AIM OF THE TASK: Find every line with "Автоматическая" in it, then report how many there are and nothing more.

PROVIDED DATA:
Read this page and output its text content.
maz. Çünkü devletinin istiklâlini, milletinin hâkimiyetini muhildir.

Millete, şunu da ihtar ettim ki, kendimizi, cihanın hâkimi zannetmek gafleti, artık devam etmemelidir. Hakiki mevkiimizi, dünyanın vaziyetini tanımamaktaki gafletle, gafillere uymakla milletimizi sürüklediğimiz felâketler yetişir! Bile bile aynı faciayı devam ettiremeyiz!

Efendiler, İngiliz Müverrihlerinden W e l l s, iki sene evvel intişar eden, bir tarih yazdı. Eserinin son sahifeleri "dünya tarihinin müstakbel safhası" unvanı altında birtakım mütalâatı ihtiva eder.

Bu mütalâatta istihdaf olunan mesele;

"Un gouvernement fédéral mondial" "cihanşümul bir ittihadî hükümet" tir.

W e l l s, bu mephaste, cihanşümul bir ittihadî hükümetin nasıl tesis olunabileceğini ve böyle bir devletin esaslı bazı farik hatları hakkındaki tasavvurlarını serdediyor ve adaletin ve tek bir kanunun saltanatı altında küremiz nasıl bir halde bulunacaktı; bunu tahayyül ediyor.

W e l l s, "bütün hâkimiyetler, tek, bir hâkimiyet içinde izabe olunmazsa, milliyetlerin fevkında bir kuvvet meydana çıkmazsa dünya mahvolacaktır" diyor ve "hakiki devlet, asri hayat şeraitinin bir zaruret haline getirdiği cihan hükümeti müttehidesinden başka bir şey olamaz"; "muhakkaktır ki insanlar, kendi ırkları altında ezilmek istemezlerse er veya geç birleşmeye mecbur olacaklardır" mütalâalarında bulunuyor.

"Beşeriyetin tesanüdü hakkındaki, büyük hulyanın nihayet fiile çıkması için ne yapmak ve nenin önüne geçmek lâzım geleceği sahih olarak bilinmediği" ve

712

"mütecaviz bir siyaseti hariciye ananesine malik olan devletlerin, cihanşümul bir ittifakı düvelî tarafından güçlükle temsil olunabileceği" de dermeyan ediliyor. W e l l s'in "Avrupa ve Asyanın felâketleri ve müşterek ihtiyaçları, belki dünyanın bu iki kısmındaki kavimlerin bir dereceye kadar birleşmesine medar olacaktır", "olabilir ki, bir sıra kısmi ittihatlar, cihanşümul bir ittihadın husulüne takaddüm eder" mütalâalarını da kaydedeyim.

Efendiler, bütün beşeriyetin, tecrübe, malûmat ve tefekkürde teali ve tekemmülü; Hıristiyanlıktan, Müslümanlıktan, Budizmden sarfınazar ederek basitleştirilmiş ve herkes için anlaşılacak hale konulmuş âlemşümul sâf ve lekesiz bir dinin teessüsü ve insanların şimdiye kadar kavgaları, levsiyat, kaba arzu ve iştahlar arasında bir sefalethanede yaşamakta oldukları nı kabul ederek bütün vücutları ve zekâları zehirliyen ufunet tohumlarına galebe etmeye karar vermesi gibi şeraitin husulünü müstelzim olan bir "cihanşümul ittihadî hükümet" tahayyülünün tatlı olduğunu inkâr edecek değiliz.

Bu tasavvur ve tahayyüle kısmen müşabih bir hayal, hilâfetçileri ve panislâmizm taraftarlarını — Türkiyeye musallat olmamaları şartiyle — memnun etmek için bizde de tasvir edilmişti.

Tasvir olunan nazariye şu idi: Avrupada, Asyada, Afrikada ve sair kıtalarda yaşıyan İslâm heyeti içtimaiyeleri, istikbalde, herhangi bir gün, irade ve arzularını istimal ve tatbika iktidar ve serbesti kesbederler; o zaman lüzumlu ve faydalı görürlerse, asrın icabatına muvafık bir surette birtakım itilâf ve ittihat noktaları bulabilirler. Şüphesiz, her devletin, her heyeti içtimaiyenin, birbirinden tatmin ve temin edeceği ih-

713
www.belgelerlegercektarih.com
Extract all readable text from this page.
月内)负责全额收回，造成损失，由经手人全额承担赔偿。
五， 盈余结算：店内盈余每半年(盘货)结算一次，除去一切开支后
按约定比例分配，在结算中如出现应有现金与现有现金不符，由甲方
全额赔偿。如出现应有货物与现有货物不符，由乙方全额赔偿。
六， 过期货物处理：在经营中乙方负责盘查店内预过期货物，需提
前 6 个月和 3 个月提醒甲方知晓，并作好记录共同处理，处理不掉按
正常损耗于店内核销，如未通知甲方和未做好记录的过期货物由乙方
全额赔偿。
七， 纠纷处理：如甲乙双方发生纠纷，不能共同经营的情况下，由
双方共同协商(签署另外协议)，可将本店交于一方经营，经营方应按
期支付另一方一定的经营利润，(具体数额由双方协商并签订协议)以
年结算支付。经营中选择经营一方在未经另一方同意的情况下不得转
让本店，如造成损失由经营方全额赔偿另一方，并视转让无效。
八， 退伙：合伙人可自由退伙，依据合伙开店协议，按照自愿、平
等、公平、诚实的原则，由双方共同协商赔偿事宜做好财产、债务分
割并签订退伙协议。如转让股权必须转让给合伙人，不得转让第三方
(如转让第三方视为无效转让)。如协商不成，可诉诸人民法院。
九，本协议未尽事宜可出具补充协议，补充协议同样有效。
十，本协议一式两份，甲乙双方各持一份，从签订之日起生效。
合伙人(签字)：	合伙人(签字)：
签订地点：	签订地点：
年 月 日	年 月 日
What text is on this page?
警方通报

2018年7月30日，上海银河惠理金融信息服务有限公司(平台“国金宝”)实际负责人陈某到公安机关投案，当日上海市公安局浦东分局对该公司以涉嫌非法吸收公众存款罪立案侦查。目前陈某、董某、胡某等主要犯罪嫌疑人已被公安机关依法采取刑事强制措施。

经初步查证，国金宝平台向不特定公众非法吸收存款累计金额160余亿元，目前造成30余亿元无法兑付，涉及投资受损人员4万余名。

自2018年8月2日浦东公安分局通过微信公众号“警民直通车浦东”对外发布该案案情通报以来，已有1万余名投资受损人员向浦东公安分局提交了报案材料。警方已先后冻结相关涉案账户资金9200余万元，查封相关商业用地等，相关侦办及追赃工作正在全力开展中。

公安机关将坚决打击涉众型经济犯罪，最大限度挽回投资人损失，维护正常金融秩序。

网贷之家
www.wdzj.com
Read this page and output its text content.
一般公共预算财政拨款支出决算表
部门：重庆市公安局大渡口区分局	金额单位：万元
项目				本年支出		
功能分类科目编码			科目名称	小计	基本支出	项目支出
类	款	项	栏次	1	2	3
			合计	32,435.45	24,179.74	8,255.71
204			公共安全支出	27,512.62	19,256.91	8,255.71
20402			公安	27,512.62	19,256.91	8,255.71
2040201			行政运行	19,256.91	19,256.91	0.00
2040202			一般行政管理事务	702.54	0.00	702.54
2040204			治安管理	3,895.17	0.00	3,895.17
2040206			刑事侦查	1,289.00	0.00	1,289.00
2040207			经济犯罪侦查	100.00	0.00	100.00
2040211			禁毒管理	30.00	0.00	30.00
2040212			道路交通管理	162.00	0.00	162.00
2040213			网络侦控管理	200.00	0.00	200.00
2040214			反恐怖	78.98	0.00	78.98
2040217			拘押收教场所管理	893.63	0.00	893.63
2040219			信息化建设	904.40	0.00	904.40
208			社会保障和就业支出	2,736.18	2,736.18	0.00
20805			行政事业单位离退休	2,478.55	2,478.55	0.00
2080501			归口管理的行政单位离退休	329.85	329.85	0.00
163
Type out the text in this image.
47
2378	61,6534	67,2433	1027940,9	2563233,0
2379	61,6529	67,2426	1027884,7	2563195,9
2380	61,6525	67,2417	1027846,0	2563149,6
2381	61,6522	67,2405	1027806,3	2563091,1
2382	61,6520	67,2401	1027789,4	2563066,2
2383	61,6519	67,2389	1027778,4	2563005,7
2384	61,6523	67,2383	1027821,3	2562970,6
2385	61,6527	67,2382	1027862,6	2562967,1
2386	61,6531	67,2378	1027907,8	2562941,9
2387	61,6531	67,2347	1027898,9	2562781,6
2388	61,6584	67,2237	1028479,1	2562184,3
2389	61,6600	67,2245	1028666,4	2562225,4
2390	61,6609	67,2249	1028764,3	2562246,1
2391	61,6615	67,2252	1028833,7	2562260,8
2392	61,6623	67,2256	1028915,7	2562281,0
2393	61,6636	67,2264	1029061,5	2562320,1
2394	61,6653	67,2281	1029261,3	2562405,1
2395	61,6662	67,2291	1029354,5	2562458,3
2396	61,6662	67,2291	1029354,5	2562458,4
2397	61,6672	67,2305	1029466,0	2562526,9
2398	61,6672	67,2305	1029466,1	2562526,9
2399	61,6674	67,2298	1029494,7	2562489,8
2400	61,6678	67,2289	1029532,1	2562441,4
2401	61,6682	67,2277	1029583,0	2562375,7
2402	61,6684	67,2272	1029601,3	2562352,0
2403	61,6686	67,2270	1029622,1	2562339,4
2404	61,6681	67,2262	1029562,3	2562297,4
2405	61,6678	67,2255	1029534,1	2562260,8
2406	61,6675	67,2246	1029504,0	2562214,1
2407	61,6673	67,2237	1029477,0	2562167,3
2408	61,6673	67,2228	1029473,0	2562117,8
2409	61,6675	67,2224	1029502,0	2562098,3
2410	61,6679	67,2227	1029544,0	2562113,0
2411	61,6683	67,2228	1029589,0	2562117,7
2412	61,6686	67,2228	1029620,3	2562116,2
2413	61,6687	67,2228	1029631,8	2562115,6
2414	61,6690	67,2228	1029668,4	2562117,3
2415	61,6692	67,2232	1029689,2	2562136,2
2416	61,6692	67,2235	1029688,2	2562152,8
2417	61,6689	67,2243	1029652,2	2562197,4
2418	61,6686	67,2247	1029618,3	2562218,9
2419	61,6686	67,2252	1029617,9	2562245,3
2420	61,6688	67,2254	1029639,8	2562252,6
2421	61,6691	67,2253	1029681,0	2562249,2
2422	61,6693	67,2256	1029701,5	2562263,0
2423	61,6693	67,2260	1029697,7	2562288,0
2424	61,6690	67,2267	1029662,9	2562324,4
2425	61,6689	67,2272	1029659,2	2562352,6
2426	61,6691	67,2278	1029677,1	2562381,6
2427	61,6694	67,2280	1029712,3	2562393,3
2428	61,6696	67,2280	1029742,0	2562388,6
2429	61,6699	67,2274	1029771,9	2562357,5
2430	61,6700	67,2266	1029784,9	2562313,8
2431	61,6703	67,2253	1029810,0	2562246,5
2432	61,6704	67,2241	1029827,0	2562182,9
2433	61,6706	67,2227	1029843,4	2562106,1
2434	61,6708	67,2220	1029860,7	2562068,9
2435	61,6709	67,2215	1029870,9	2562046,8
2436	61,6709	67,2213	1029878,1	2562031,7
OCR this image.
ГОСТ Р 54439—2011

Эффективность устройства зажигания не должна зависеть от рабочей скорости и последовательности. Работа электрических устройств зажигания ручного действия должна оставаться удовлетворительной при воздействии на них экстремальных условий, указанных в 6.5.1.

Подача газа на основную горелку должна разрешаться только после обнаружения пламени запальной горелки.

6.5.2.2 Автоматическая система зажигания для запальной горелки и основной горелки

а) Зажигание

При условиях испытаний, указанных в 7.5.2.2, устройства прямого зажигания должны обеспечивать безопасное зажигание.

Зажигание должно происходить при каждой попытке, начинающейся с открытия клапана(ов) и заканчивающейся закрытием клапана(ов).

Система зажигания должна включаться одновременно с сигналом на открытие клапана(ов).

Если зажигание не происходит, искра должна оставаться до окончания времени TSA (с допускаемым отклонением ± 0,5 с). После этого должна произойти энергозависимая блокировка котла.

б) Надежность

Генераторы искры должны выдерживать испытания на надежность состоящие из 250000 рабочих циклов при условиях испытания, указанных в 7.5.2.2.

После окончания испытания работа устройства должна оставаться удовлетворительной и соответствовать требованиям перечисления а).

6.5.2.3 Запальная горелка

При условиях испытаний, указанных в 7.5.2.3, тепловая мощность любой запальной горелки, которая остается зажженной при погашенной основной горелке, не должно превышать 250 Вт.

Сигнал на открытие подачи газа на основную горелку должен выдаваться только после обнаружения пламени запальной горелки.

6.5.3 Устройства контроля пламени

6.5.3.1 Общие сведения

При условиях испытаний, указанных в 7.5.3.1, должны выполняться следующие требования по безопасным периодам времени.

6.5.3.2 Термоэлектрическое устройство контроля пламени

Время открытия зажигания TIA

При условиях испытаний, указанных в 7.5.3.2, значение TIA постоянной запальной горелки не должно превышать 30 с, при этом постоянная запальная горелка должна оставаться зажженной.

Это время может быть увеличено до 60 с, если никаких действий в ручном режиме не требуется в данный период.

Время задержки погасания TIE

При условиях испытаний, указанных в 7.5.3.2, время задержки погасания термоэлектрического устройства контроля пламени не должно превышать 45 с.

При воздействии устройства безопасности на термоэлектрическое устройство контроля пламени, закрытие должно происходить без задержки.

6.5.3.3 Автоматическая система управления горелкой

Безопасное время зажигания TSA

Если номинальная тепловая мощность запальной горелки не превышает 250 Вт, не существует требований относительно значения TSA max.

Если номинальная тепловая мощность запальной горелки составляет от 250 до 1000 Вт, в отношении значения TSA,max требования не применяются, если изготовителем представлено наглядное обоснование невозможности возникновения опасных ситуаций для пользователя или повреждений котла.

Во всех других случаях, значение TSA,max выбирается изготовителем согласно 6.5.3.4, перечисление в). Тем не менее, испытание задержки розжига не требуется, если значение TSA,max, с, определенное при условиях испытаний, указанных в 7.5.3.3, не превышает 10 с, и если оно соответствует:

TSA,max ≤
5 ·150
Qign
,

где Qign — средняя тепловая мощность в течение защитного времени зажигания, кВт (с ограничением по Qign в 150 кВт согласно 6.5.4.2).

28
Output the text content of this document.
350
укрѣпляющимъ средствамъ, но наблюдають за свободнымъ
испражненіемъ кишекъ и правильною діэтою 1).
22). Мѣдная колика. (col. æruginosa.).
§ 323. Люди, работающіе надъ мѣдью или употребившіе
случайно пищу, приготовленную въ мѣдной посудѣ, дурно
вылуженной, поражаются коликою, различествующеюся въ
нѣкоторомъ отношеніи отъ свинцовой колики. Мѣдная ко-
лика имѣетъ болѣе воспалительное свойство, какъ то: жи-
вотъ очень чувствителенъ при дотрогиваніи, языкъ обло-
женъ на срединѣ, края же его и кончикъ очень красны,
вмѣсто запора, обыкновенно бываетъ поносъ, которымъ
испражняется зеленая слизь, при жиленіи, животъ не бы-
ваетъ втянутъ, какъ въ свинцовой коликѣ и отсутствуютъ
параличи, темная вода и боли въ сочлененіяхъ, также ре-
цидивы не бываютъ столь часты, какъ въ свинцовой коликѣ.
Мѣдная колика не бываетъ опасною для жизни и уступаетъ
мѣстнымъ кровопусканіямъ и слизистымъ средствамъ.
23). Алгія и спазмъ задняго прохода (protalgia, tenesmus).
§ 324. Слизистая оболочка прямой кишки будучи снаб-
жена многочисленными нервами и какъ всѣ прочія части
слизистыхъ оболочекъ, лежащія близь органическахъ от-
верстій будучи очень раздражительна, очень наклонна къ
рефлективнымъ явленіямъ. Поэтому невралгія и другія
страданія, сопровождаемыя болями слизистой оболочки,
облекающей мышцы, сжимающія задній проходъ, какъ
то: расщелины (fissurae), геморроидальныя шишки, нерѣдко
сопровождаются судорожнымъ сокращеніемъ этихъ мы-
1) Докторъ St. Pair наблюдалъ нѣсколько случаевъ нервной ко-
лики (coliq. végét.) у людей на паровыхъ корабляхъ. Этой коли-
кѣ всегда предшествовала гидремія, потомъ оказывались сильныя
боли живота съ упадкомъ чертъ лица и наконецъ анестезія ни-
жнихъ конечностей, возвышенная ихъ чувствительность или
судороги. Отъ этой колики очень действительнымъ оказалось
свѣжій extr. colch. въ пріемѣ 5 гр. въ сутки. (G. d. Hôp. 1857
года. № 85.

RESULT OF THIS EXERCISE: 2